> **Exercise instructions**:
Among the entries that follow, tally the lines with the string "WAIST". Give no more than the number.

> **Information given**:
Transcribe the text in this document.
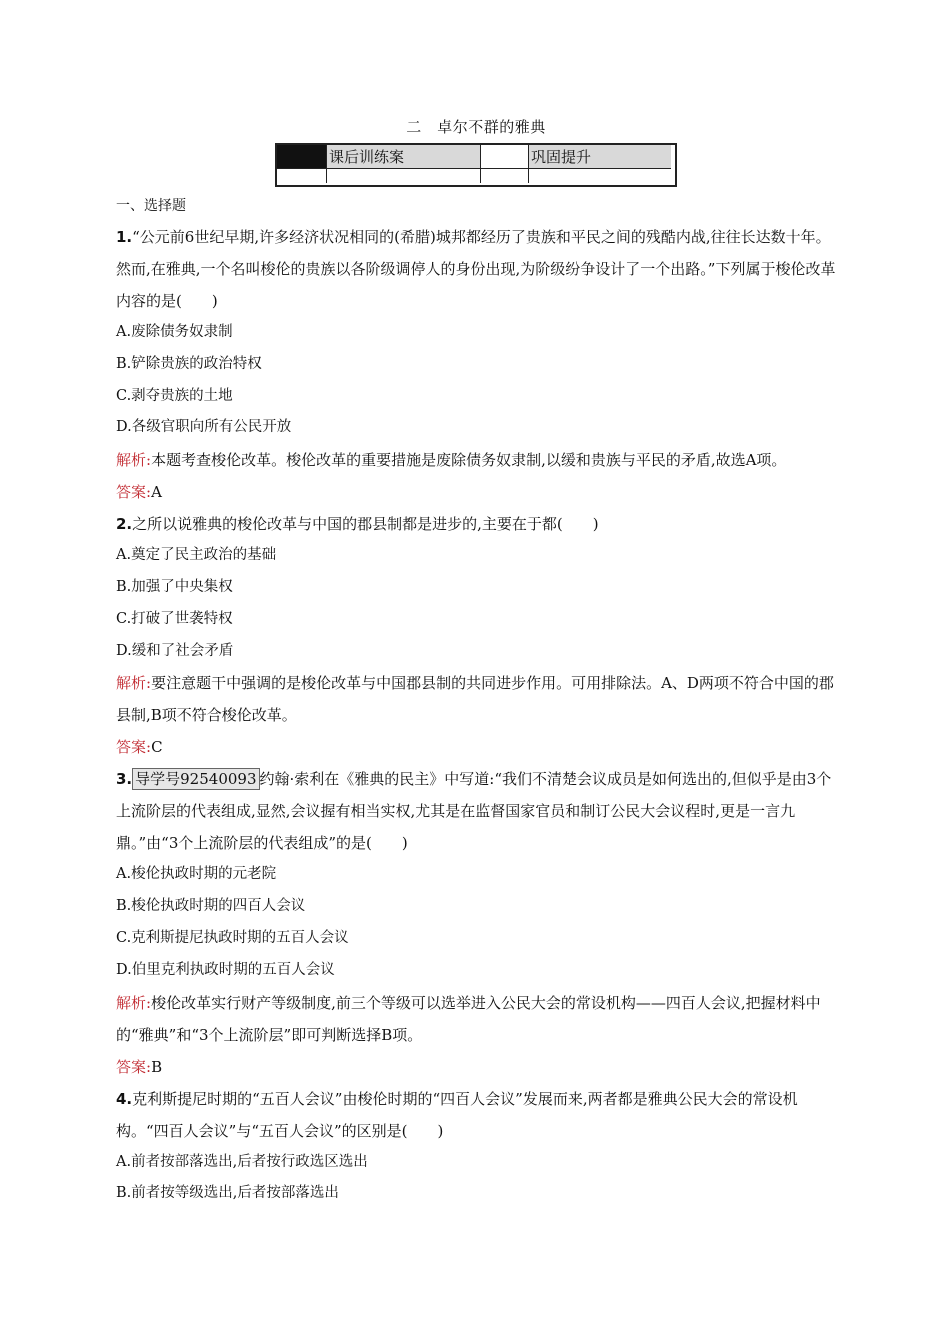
二　卓尔不群的雅典
课后训练案	巩固提升
一、选择题

1.“公元前6世纪早期,许多经济状况相同的(希腊)城邦都经历了贵族和平民之间的残酷内战,往往长达数十年。然而,在雅典,一个名叫梭伦的贵族以各阶级调停人的身份出现,为阶级纷争设计了一个出路。”下列属于梭伦改革内容的是(　　)

A.废除债务奴隶制
B.铲除贵族的政治特权
C.剥夺贵族的土地
D.各级官职向所有公民开放

解析:本题考查梭伦改革。梭伦改革的重要措施是废除债务奴隶制,以缓和贵族与平民的矛盾,故选A项。

答案:A

2.之所以说雅典的梭伦改革与中国的郡县制都是进步的,主要在于都(　　)

A.奠定了民主政治的基础
B.加强了中央集权
C.打破了世袭特权
D.缓和了社会矛盾

解析:要注意题干中强调的是梭伦改革与中国郡县制的共同进步作用。可用排除法。A、D两项不符合中国的郡县制,B项不符合梭伦改革。

答案:C

3. 导学号92540093 约翰·索利在《雅典的民主》中写道:“我们不清楚会议成员是如何选出的,但似乎是由3个上流阶层的代表组成,显然,会议握有相当实权,尤其是在监督国家官员和制订公民大会议程时,更是一言九鼎。”由“3个上流阶层的代表组成”的是(　　)

A.梭伦执政时期的元老院
B.梭伦执政时期的四百人会议
C.克利斯提尼执政时期的五百人会议
D.伯里克利执政时期的五百人会议

解析:梭伦改革实行财产等级制度,前三个等级可以选举进入公民大会的常设机构——四百人会议,把握材料中的“雅典”和“3个上流阶层”即可判断选择B项。

答案:B

4.克利斯提尼时期的“五百人会议”由梭伦时期的“四百人会议”发展而来,两者都是雅典公民大会的常设机构。“四百人会议”与“五百人会议”的区别是(　　)

A.前者按部落选出,后者按行政选区选出
B.前者按等级选出,后者按部落选出
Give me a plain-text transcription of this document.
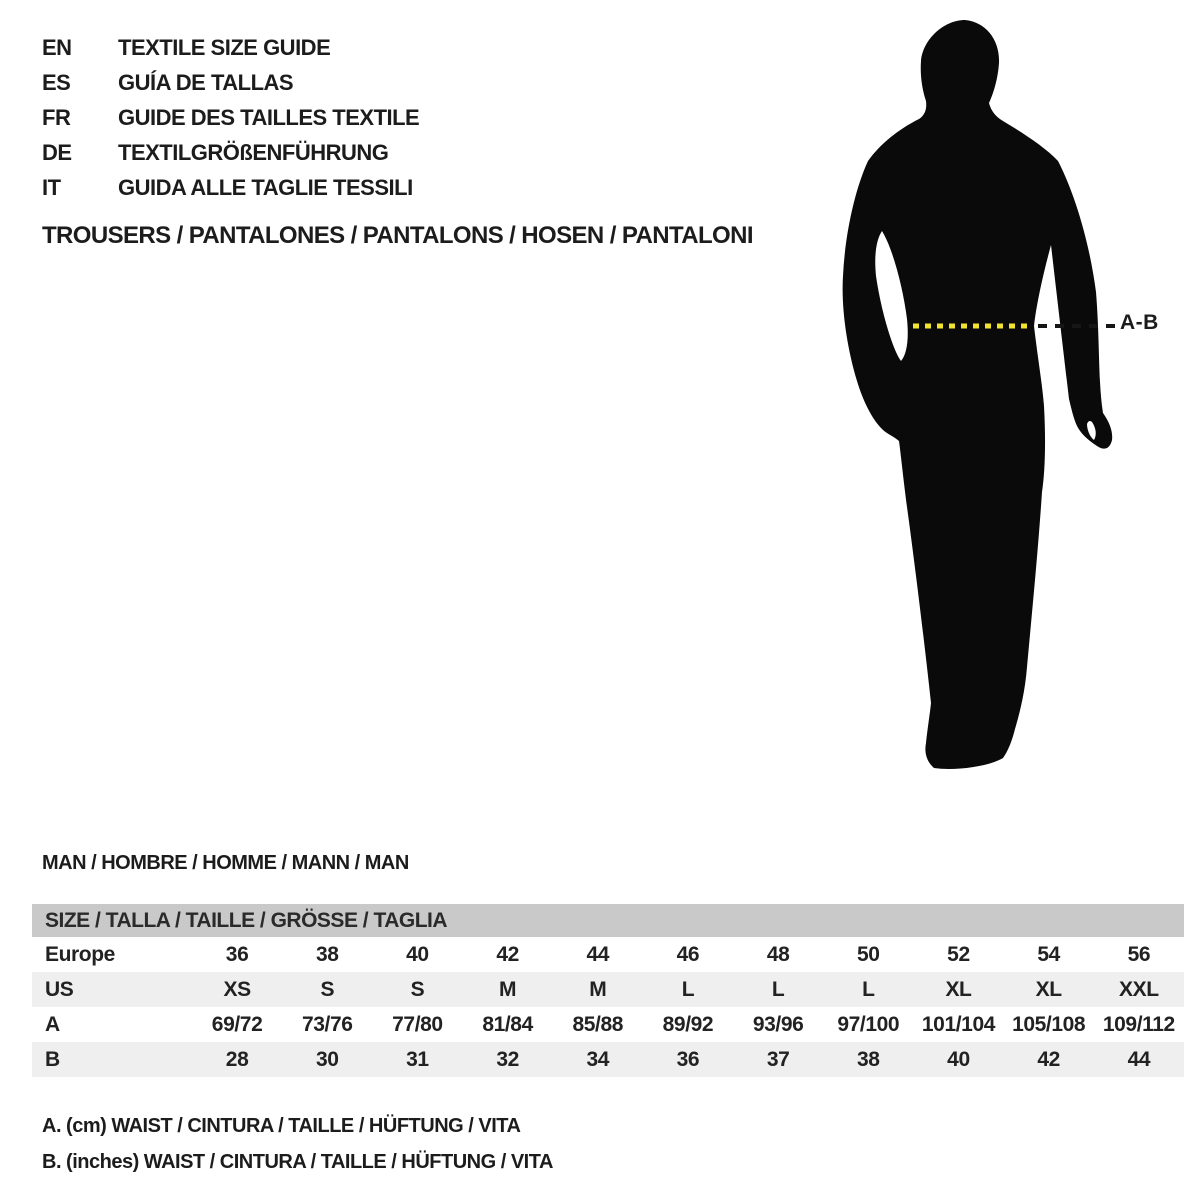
EN	TEXTILE SIZE GUIDE
ES	GUÍA DE TALLAS
FR	GUIDE DES TAILLES TEXTILE
DE	TEXTILGRÖßENFÜHRUNG
IT	GUIDA ALLE TAGLIE TESSILI
TROUSERS / PANTALONES / PANTALONS / HOSEN / PANTALONI
A-B
MAN / HOMBRE / HOMME / MANN / MAN
SIZE / TALLA / TAILLE / GRÖSSE / TAGLIA											
Europe	36	38	40	42	44	46	48	50	52	54	56
US	XS	S	S	M	M	L	L	L	XL	XL	XXL
A	69/72	73/76	77/80	81/84	85/88	89/92	93/96	97/100	101/104	105/108	109/112
B	28	30	31	32	34	36	37	38	40	42	44
A. (cm) WAIST / CINTURA / TAILLE / HÜFTUNG / VITA
B. (inches) WAIST / CINTURA / TAILLE / HÜFTUNG / VITA
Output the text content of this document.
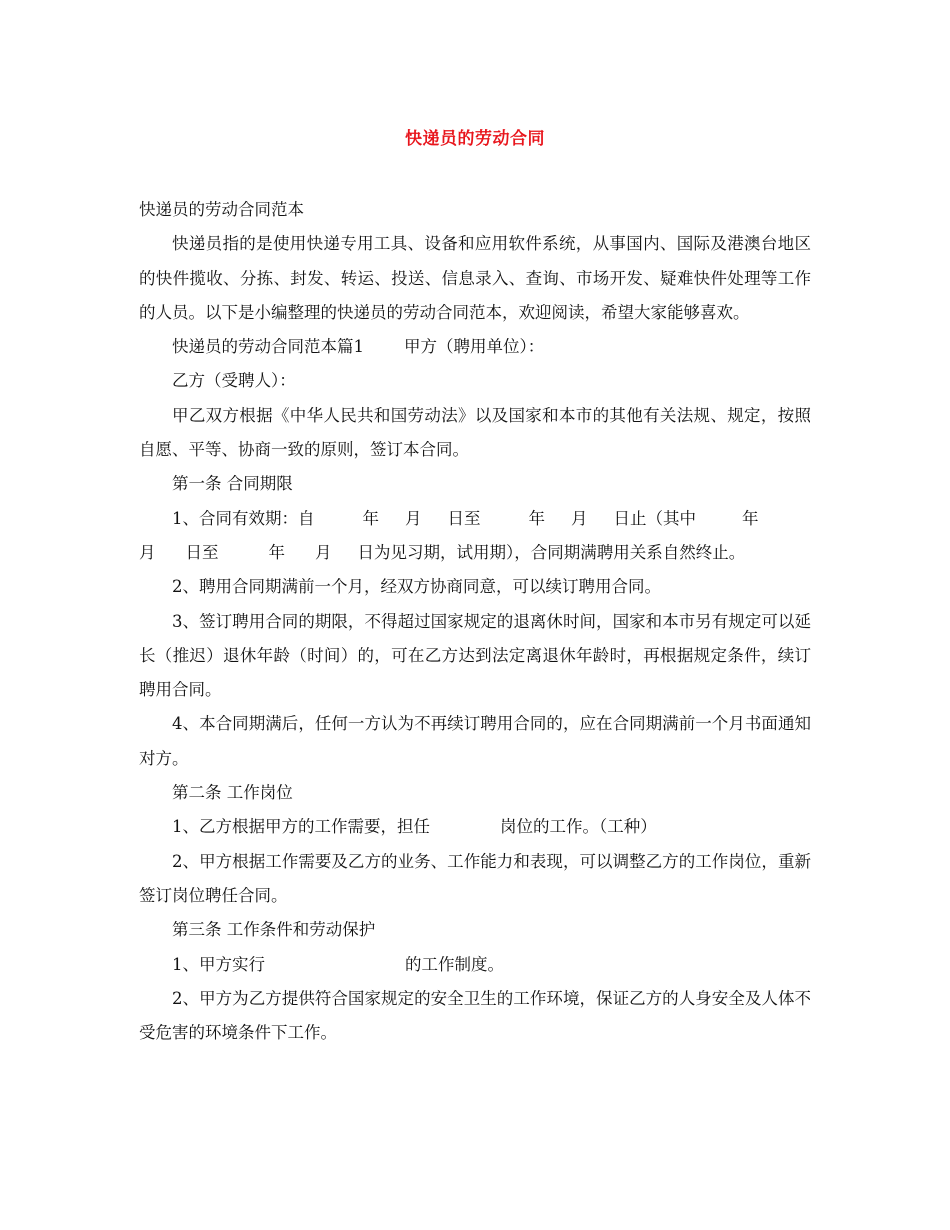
快递员的劳动合同

快递员的劳动合同范本

快递员指的是使用快递专用工具、设备和应用软件系统，从事国内、国际及港澳台地区的快件揽收、分拣、封发、转运、投送、信息录入、查询、市场开发、疑难快件处理等工作的人员。以下是小编整理的快递员的劳动合同范本，欢迎阅读，希望大家能够喜欢。

快递员的劳动合同范本篇1 甲方（聘用单位）：

乙方（受聘人）：

甲乙双方根据《中华人民共和国劳动法》以及国家和本市的其他有关法规、规定，按照自愿、平等、协商一致的原则，签订本合同。

第一条 合同期限

1、合同有效期：自	年 月 日至	年 月 日止（其中	年
月 日至	年 月 日为见习期，试用期），合同期满聘用关系自然终止。

2、聘用合同期满前一个月，经双方协商同意，可以续订聘用合同。

3、签订聘用合同的期限，不得超过国家规定的退离休时间，国家和本市另有规定可以延长（推迟）退休年龄（时间）的，可在乙方达到法定离退休年龄时，再根据规定条件，续订聘用合同。

4、本合同期满后，任何一方认为不再续订聘用合同的，应在合同期满前一个月书面通知对方。

第二条 工作岗位

1、乙方根据甲方的工作需要，担任	岗位的工作。（工种）

2、甲方根据工作需要及乙方的业务、工作能力和表现，可以调整乙方的工作岗位，重新签订岗位聘任合同。

第三条 工作条件和劳动保护

1、甲方实行	的工作制度。

2、甲方为乙方提供符合国家规定的安全卫生的工作环境，保证乙方的人身安全及人体不受危害的环境条件下工作。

> **Expected output**:
2